*** Recorded information

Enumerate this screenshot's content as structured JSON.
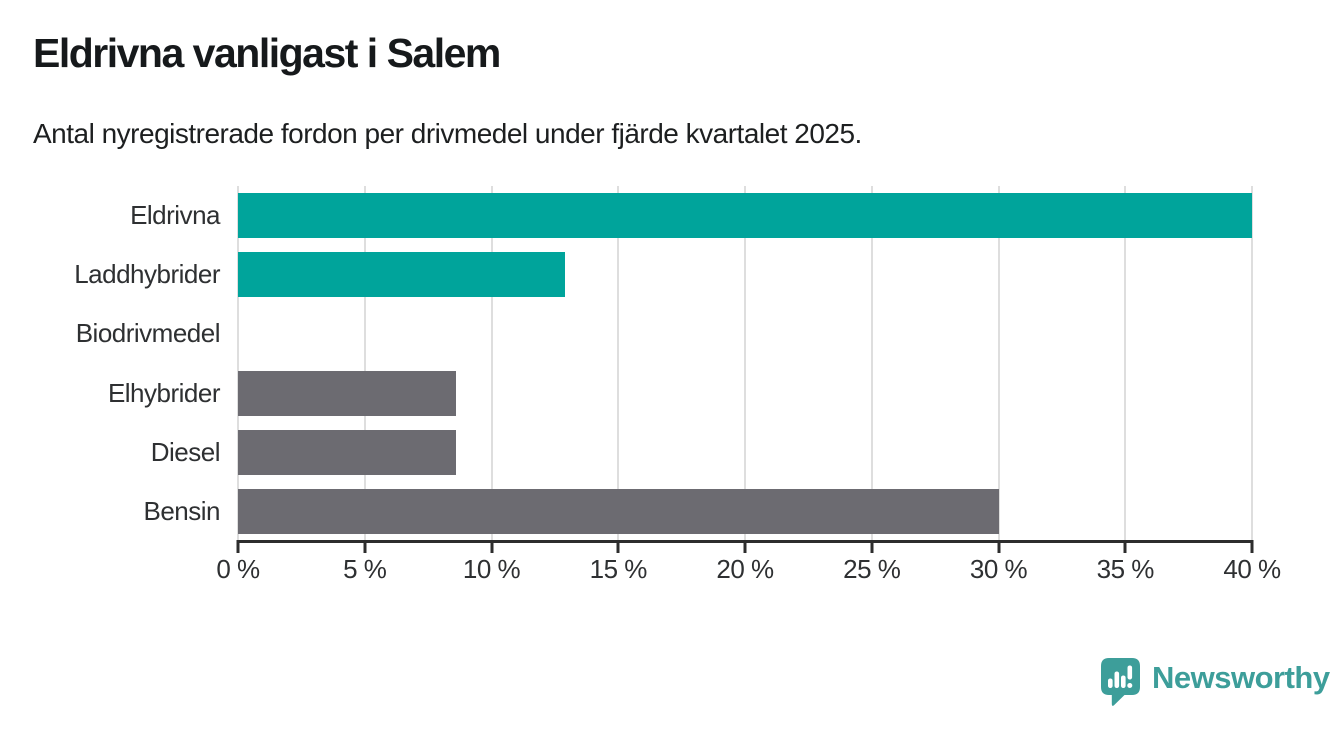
{
  "header": {
    "title": "Eldrivna vanligast i Salem",
    "subtitle": "Antal nyregistrerade fordon per drivmedel under fjärde kvartalet 2025."
  },
  "chart_data": {
    "type": "bar",
    "orientation": "horizontal",
    "title": "Eldrivna vanligast i Salem",
    "subtitle": "Antal nyregistrerade fordon per drivmedel under fjärde kvartalet 2025.",
    "categories": [
      "Eldrivna",
      "Laddhybrider",
      "Biodrivmedel",
      "Elhybrider",
      "Diesel",
      "Bensin"
    ],
    "values": [
      40,
      12.9,
      0,
      8.6,
      8.6,
      30
    ],
    "unit": "%",
    "xlabel": "",
    "ylabel": "",
    "xlim": [
      0,
      40
    ],
    "x_ticks": [
      0,
      5,
      10,
      15,
      20,
      25,
      30,
      35,
      40
    ],
    "x_tick_labels": [
      "0 %",
      "5 %",
      "10 %",
      "15 %",
      "20 %",
      "25 %",
      "30 %",
      "35 %",
      "40 %"
    ],
    "grid": "vertical-gridlines-on",
    "legend": "none",
    "bar_color_keys": [
      "teal",
      "teal",
      "gray",
      "gray",
      "gray",
      "gray"
    ]
  },
  "colors": {
    "teal": "#00a49b",
    "gray": "#6c6b71",
    "gridline": "#dedede",
    "axis": "#2d2d2d",
    "label_text": "#2e3032",
    "title_text": "#16191b",
    "logo_teal": "#3d9e9a"
  },
  "footer": {
    "brand": "Newsworthy",
    "logo_icon": "newsworthy-bar-chart-speech-bubble"
  }
}
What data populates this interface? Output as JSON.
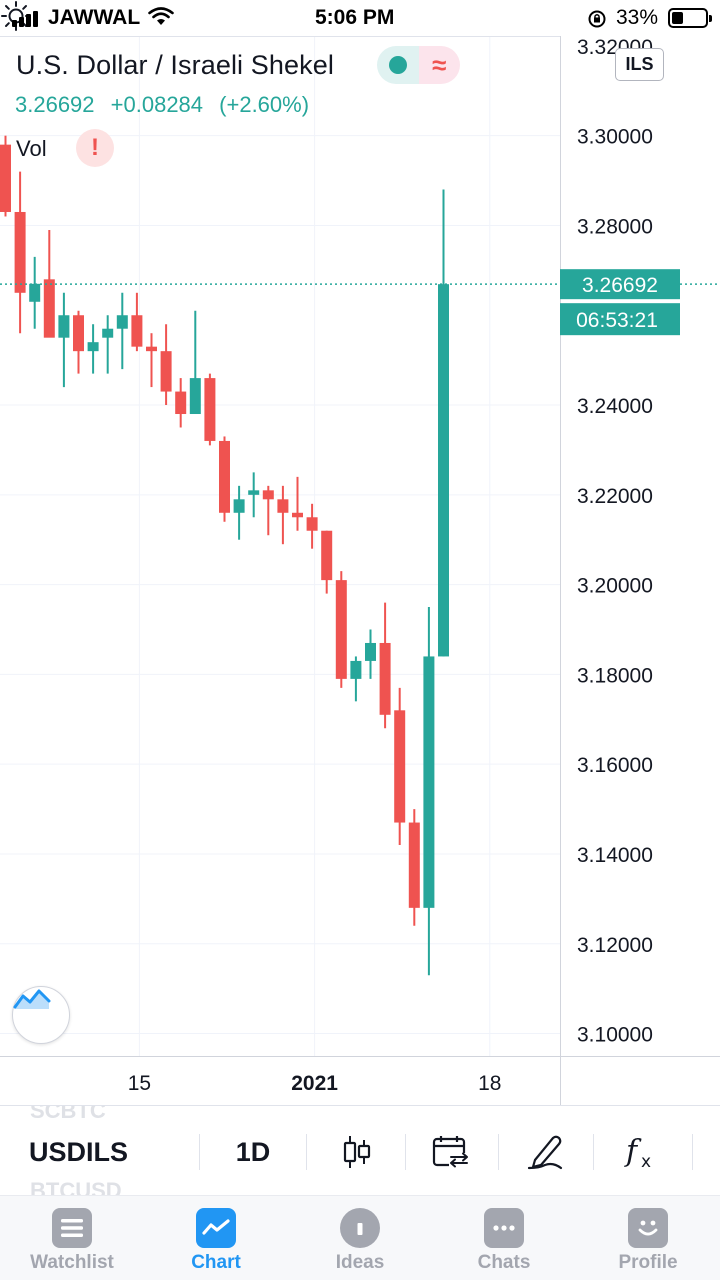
{
  "status_bar": {
    "carrier": "JAWWAL",
    "time": "5:06 PM",
    "battery": "33%",
    "signal_bars": 4,
    "battery_level": 0.33
  },
  "header": {
    "symbol_name": "U.S. Dollar / Israeli Shekel",
    "price": "3.26692",
    "change": "+0.08284",
    "change_percent": "(+2.60%)",
    "currency": "ILS",
    "vol_label": "Vol",
    "vol_warning": "!",
    "delayed_glyph": "≈"
  },
  "colors": {
    "up": "#26a69a",
    "down": "#ef5350",
    "accent": "#2196f3",
    "grid": "#f0f3fa",
    "axis_text": "#131722",
    "inactive": "#a3a6af"
  },
  "chart_data": {
    "type": "candlestick",
    "symbol": "USDILS",
    "interval": "1D",
    "ylim": [
      3.095,
      3.3222
    ],
    "y_ticks": [
      "3.30000",
      "3.28000",
      "3.24000",
      "3.22000",
      "3.20000",
      "3.18000",
      "3.16000",
      "3.14000",
      "3.12000",
      "3.10000"
    ],
    "y_ticks_values": [
      3.3,
      3.28,
      3.24,
      3.22,
      3.2,
      3.18,
      3.16,
      3.14,
      3.12,
      3.1
    ],
    "top_tick_partial": "3.32000",
    "x_ticks": [
      {
        "label": "15",
        "index": 9,
        "bold": false
      },
      {
        "label": "2021",
        "index": 21,
        "bold": true
      },
      {
        "label": "18",
        "index": 33,
        "bold": false
      }
    ],
    "last_price_label": "3.26692",
    "countdown_label": "06:53:21",
    "last_price": 3.26692,
    "candles": [
      {
        "o": 3.298,
        "h": 3.3,
        "l": 3.282,
        "c": 3.283
      },
      {
        "o": 3.283,
        "h": 3.292,
        "l": 3.256,
        "c": 3.265
      },
      {
        "o": 3.263,
        "h": 3.273,
        "l": 3.257,
        "c": 3.267
      },
      {
        "o": 3.268,
        "h": 3.279,
        "l": 3.256,
        "c": 3.255
      },
      {
        "o": 3.255,
        "h": 3.265,
        "l": 3.244,
        "c": 3.26
      },
      {
        "o": 3.26,
        "h": 3.261,
        "l": 3.247,
        "c": 3.252
      },
      {
        "o": 3.252,
        "h": 3.258,
        "l": 3.247,
        "c": 3.254
      },
      {
        "o": 3.255,
        "h": 3.26,
        "l": 3.247,
        "c": 3.257
      },
      {
        "o": 3.257,
        "h": 3.265,
        "l": 3.248,
        "c": 3.26
      },
      {
        "o": 3.26,
        "h": 3.265,
        "l": 3.252,
        "c": 3.253
      },
      {
        "o": 3.253,
        "h": 3.256,
        "l": 3.244,
        "c": 3.252
      },
      {
        "o": 3.252,
        "h": 3.258,
        "l": 3.24,
        "c": 3.243
      },
      {
        "o": 3.243,
        "h": 3.246,
        "l": 3.235,
        "c": 3.238
      },
      {
        "o": 3.238,
        "h": 3.261,
        "l": 3.238,
        "c": 3.246
      },
      {
        "o": 3.246,
        "h": 3.247,
        "l": 3.231,
        "c": 3.232
      },
      {
        "o": 3.232,
        "h": 3.233,
        "l": 3.214,
        "c": 3.216
      },
      {
        "o": 3.216,
        "h": 3.222,
        "l": 3.21,
        "c": 3.219
      },
      {
        "o": 3.22,
        "h": 3.225,
        "l": 3.215,
        "c": 3.221
      },
      {
        "o": 3.221,
        "h": 3.222,
        "l": 3.211,
        "c": 3.219
      },
      {
        "o": 3.219,
        "h": 3.222,
        "l": 3.209,
        "c": 3.216
      },
      {
        "o": 3.216,
        "h": 3.224,
        "l": 3.212,
        "c": 3.215
      },
      {
        "o": 3.215,
        "h": 3.218,
        "l": 3.208,
        "c": 3.212
      },
      {
        "o": 3.212,
        "h": 3.212,
        "l": 3.198,
        "c": 3.201
      },
      {
        "o": 3.201,
        "h": 3.203,
        "l": 3.177,
        "c": 3.179
      },
      {
        "o": 3.179,
        "h": 3.184,
        "l": 3.174,
        "c": 3.183
      },
      {
        "o": 3.183,
        "h": 3.19,
        "l": 3.179,
        "c": 3.187
      },
      {
        "o": 3.187,
        "h": 3.196,
        "l": 3.168,
        "c": 3.171
      },
      {
        "o": 3.172,
        "h": 3.177,
        "l": 3.142,
        "c": 3.147
      },
      {
        "o": 3.147,
        "h": 3.15,
        "l": 3.124,
        "c": 3.128
      },
      {
        "o": 3.128,
        "h": 3.195,
        "l": 3.113,
        "c": 3.184
      },
      {
        "o": 3.184,
        "h": 3.288,
        "l": 3.184,
        "c": 3.26692
      }
    ]
  },
  "toolbar": {
    "symbol": "USDILS",
    "interval": "1D",
    "ghost_above": "SCBTC",
    "ghost_below": "BTCUSD"
  },
  "tabs": [
    {
      "label": "Watchlist",
      "icon": "watchlist-icon",
      "active": false
    },
    {
      "label": "Chart",
      "icon": "chart-icon",
      "active": true
    },
    {
      "label": "Ideas",
      "icon": "ideas-icon",
      "active": false
    },
    {
      "label": "Chats",
      "icon": "chats-icon",
      "active": false
    },
    {
      "label": "Profile",
      "icon": "profile-icon",
      "active": false
    }
  ]
}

******

* [Task objective]
Repeat each record exactly, with the pictures left out.

* [Solution to this task]
Enumerate this screenshot's content as structured JSON.
{
  "header": {
    "title": "Eldrivna vanligast i Salem",
    "subtitle": "Antal nyregistrerade fordon per drivmedel under fjärde kvartalet 2025."
  },
  "chart_data": {
    "type": "bar",
    "orientation": "horizontal",
    "title": "Eldrivna vanligast i Salem",
    "subtitle": "Antal nyregistrerade fordon per drivmedel under fjärde kvartalet 2025.",
    "categories": [
      "Eldrivna",
      "Laddhybrider",
      "Biodrivmedel",
      "Elhybrider",
      "Diesel",
      "Bensin"
    ],
    "values": [
      40,
      12.9,
      0,
      8.6,
      8.6,
      30
    ],
    "unit": "%",
    "xlabel": "",
    "ylabel": "",
    "xlim": [
      0,
      40
    ],
    "x_ticks": [
      0,
      5,
      10,
      15,
      20,
      25,
      30,
      35,
      40
    ],
    "x_tick_labels": [
      "0 %",
      "5 %",
      "10 %",
      "15 %",
      "20 %",
      "25 %",
      "30 %",
      "35 %",
      "40 %"
    ],
    "grid": "vertical-gridlines-on",
    "legend": "none",
    "bar_color_keys": [
      "teal",
      "teal",
      "gray",
      "gray",
      "gray",
      "gray"
    ]
  },
  "colors": {
    "teal": "#00a49b",
    "gray": "#6c6b71",
    "gridline": "#dedede",
    "axis": "#2d2d2d",
    "label_text": "#2e3032",
    "title_text": "#16191b",
    "logo_teal": "#3d9e9a"
  },
  "footer": {
    "brand": "Newsworthy",
    "logo_icon": "newsworthy-bar-chart-speech-bubble"
  }
}
What data populates this interface? Output as JSON.
{
  "status_bar": {
    "carrier": "JAWWAL",
    "time": "5:06 PM",
    "battery": "33%",
    "signal_bars": 4,
    "battery_level": 0.33
  },
  "header": {
    "symbol_name": "U.S. Dollar / Israeli Shekel",
    "price": "3.26692",
    "change": "+0.08284",
    "change_percent": "(+2.60%)",
    "currency": "ILS",
    "vol_label": "Vol",
    "vol_warning": "!",
    "delayed_glyph": "≈"
  },
  "colors": {
    "up": "#26a69a",
    "down": "#ef5350",
    "accent": "#2196f3",
    "grid": "#f0f3fa",
    "axis_text": "#131722",
    "inactive": "#a3a6af"
  },
  "chart_data": {
    "type": "candlestick",
    "symbol": "USDILS",
    "interval": "1D",
    "ylim": [
      3.095,
      3.3222
    ],
    "y_ticks": [
      "3.30000",
      "3.28000",
      "3.24000",
      "3.22000",
      "3.20000",
      "3.18000",
      "3.16000",
      "3.14000",
      "3.12000",
      "3.10000"
    ],
    "y_ticks_values": [
      3.3,
      3.28,
      3.24,
      3.22,
      3.2,
      3.18,
      3.16,
      3.14,
      3.12,
      3.1
    ],
    "top_tick_partial": "3.32000",
    "x_ticks": [
      {
        "label": "15",
        "index": 9,
        "bold": false
      },
      {
        "label": "2021",
        "index": 21,
        "bold": true
      },
      {
        "label": "18",
        "index": 33,
        "bold": false
      }
    ],
    "last_price_label": "3.26692",
    "countdown_label": "06:53:21",
    "last_price": 3.26692,
    "candles": [
      {
        "o": 3.298,
        "h": 3.3,
        "l": 3.282,
        "c": 3.283
      },
      {
        "o": 3.283,
        "h": 3.292,
        "l": 3.256,
        "c": 3.265
      },
      {
        "o": 3.263,
        "h": 3.273,
        "l": 3.257,
        "c": 3.267
      },
      {
        "o": 3.268,
        "h": 3.279,
        "l": 3.256,
        "c": 3.255
      },
      {
        "o": 3.255,
        "h": 3.265,
        "l": 3.244,
        "c": 3.26
      },
      {
        "o": 3.26,
        "h": 3.261,
        "l": 3.247,
        "c": 3.252
      },
      {
        "o": 3.252,
        "h": 3.258,
        "l": 3.247,
        "c": 3.254
      },
      {
        "o": 3.255,
        "h": 3.26,
        "l": 3.247,
        "c": 3.257
      },
      {
        "o": 3.257,
        "h": 3.265,
        "l": 3.248,
        "c": 3.26
      },
      {
        "o": 3.26,
        "h": 3.265,
        "l": 3.252,
        "c": 3.253
      },
      {
        "o": 3.253,
        "h": 3.256,
        "l": 3.244,
        "c": 3.252
      },
      {
        "o": 3.252,
        "h": 3.258,
        "l": 3.24,
        "c": 3.243
      },
      {
        "o": 3.243,
        "h": 3.246,
        "l": 3.235,
        "c": 3.238
      },
      {
        "o": 3.238,
        "h": 3.261,
        "l": 3.238,
        "c": 3.246
      },
      {
        "o": 3.246,
        "h": 3.247,
        "l": 3.231,
        "c": 3.232
      },
      {
        "o": 3.232,
        "h": 3.233,
        "l": 3.214,
        "c": 3.216
      },
      {
        "o": 3.216,
        "h": 3.222,
        "l": 3.21,
        "c": 3.219
      },
      {
        "o": 3.22,
        "h": 3.225,
        "l": 3.215,
        "c": 3.221
      },
      {
        "o": 3.221,
        "h": 3.222,
        "l": 3.211,
        "c": 3.219
      },
      {
        "o": 3.219,
        "h": 3.222,
        "l": 3.209,
        "c": 3.216
      },
      {
        "o": 3.216,
        "h": 3.224,
        "l": 3.212,
        "c": 3.215
      },
      {
        "o": 3.215,
        "h": 3.218,
        "l": 3.208,
        "c": 3.212
      },
      {
        "o": 3.212,
        "h": 3.212,
        "l": 3.198,
        "c": 3.201
      },
      {
        "o": 3.201,
        "h": 3.203,
        "l": 3.177,
        "c": 3.179
      },
      {
        "o": 3.179,
        "h": 3.184,
        "l": 3.174,
        "c": 3.183
      },
      {
        "o": 3.183,
        "h": 3.19,
        "l": 3.179,
        "c": 3.187
      },
      {
        "o": 3.187,
        "h": 3.196,
        "l": 3.168,
        "c": 3.171
      },
      {
        "o": 3.172,
        "h": 3.177,
        "l": 3.142,
        "c": 3.147
      },
      {
        "o": 3.147,
        "h": 3.15,
        "l": 3.124,
        "c": 3.128
      },
      {
        "o": 3.128,
        "h": 3.195,
        "l": 3.113,
        "c": 3.184
      },
      {
        "o": 3.184,
        "h": 3.288,
        "l": 3.184,
        "c": 3.26692
      }
    ]
  },
  "toolbar": {
    "symbol": "USDILS",
    "interval": "1D",
    "ghost_above": "SCBTC",
    "ghost_below": "BTCUSD"
  },
  "tabs": [
    {
      "label": "Watchlist",
      "icon": "watchlist-icon",
      "active": false
    },
    {
      "label": "Chart",
      "icon": "chart-icon",
      "active": true
    },
    {
      "label": "Ideas",
      "icon": "ideas-icon",
      "active": false
    },
    {
      "label": "Chats",
      "icon": "chats-icon",
      "active": false
    },
    {
      "label": "Profile",
      "icon": "profile-icon",
      "active": false
    }
  ]
}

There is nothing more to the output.